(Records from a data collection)
================

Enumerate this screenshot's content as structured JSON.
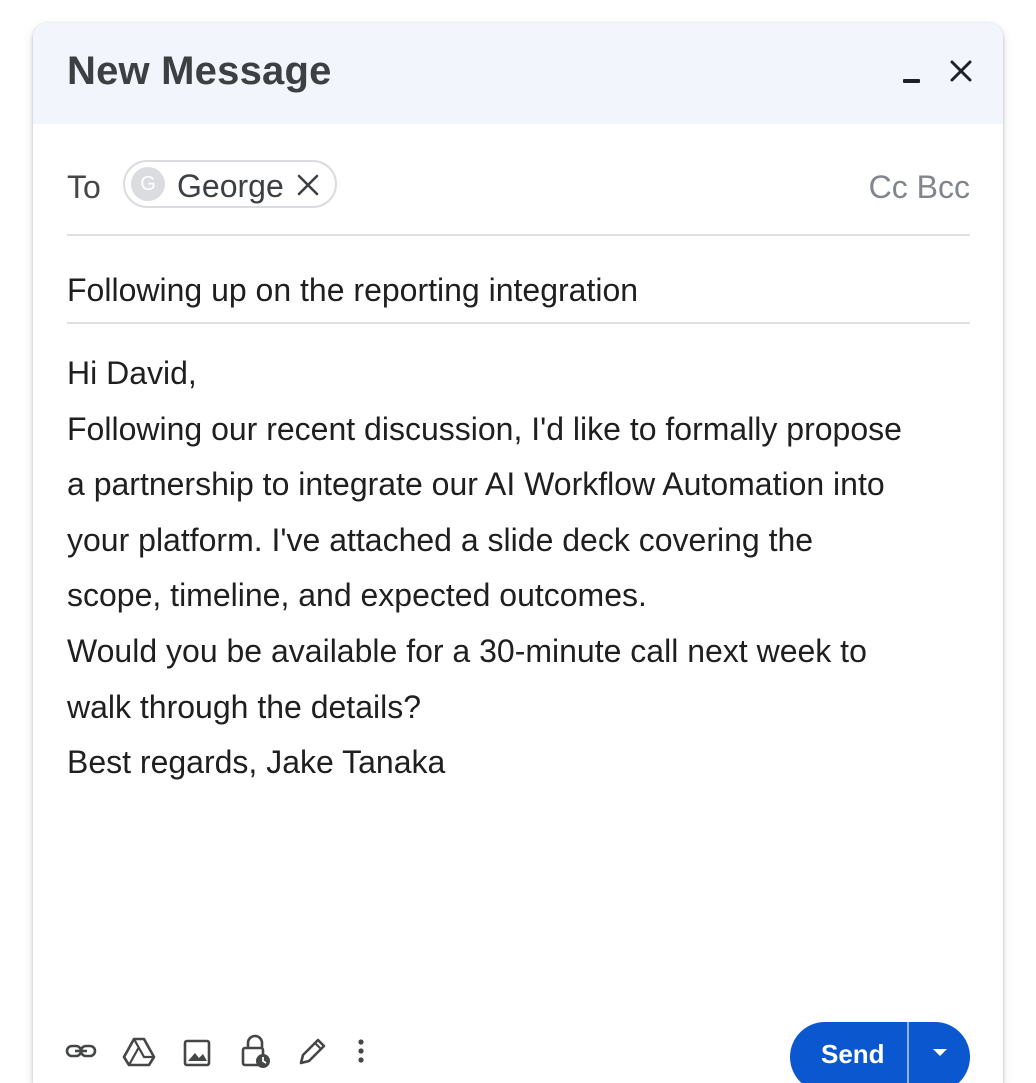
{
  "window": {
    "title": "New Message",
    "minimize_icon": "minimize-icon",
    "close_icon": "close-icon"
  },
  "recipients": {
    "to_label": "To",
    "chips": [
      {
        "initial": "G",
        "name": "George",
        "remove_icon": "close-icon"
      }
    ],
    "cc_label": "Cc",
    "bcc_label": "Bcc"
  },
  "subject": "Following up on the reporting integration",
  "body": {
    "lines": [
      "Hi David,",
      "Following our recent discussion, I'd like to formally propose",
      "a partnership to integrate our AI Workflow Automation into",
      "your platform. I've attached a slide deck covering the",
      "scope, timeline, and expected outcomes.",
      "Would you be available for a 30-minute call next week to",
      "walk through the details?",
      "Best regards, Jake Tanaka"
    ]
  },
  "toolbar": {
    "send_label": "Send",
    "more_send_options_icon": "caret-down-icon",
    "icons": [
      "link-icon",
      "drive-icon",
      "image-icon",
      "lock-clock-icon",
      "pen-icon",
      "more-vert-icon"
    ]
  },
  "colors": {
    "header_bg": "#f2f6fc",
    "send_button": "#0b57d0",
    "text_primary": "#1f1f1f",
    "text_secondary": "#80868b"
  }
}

================

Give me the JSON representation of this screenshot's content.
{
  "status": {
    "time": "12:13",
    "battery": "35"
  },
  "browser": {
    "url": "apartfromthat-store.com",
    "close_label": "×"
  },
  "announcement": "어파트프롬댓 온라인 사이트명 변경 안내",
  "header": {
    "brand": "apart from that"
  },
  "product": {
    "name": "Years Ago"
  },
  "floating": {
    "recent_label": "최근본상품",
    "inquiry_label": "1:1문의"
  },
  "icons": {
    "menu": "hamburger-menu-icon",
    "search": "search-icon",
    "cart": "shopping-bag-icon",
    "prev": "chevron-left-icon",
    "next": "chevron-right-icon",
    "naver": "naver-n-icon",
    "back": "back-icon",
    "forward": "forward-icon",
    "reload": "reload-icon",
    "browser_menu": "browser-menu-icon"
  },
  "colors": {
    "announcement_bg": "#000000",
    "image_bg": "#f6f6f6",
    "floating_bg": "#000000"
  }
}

================

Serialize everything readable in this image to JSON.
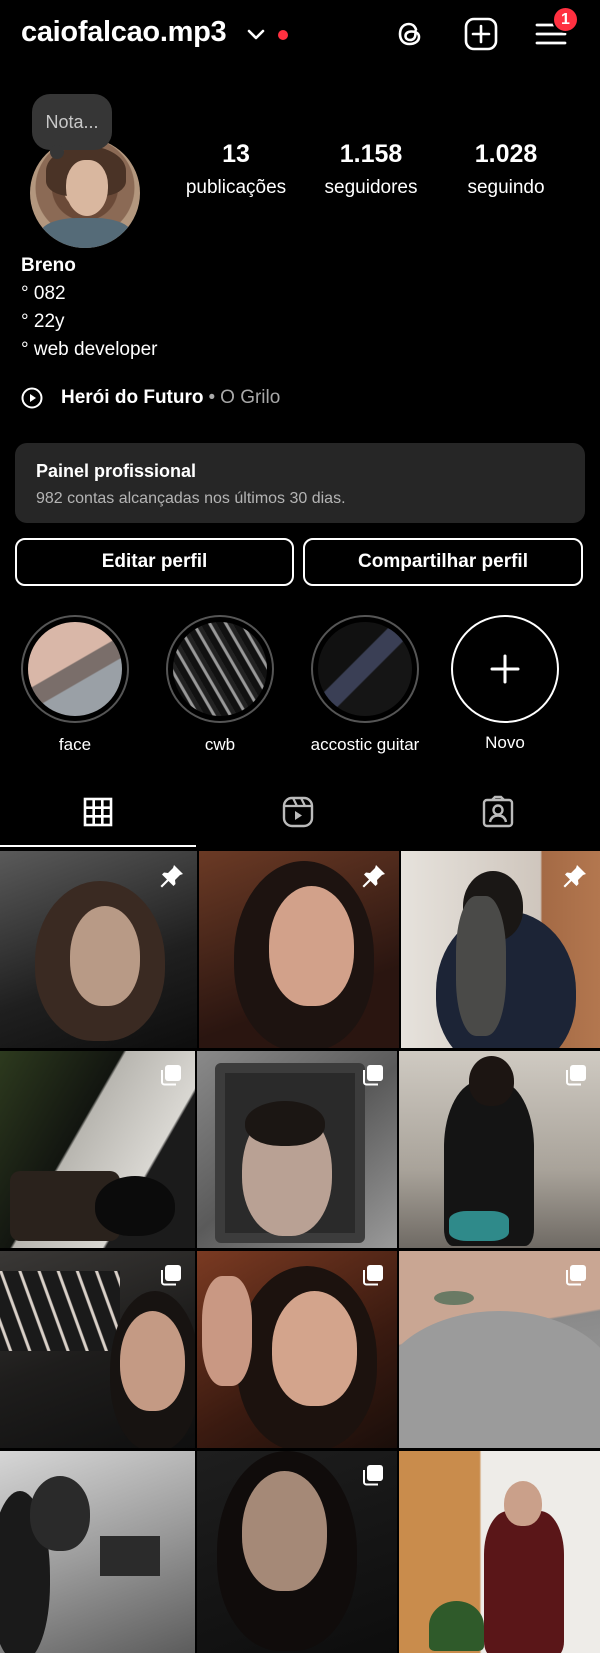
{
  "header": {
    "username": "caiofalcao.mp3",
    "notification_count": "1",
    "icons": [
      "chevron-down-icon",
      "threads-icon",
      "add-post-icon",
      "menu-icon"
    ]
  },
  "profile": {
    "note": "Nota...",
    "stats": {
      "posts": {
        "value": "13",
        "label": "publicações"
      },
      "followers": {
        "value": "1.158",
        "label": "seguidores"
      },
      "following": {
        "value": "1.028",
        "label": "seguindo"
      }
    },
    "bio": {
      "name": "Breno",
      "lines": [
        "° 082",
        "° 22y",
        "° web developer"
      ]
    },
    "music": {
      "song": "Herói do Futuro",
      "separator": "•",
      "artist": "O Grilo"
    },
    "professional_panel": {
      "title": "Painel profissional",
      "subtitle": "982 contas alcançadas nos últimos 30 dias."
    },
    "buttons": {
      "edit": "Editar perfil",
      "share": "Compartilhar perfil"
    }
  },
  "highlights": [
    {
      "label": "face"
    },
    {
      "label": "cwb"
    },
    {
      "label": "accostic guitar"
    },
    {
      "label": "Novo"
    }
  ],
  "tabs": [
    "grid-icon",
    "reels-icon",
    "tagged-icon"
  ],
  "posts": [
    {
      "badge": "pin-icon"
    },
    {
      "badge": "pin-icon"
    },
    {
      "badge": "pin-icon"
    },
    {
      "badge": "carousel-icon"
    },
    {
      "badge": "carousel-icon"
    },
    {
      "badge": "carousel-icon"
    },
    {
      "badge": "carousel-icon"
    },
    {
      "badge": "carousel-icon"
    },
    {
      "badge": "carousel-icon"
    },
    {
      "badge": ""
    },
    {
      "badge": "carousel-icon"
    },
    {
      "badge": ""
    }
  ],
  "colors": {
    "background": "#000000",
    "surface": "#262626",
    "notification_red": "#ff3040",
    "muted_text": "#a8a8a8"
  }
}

================

> [WHAT TO DO] Make a list of all lines in the data that contain "perfil".

> [SOLUTION TO THE PROBLEM]
      "edit": "Editar perfil",
      "share": "Compartilhar perfil"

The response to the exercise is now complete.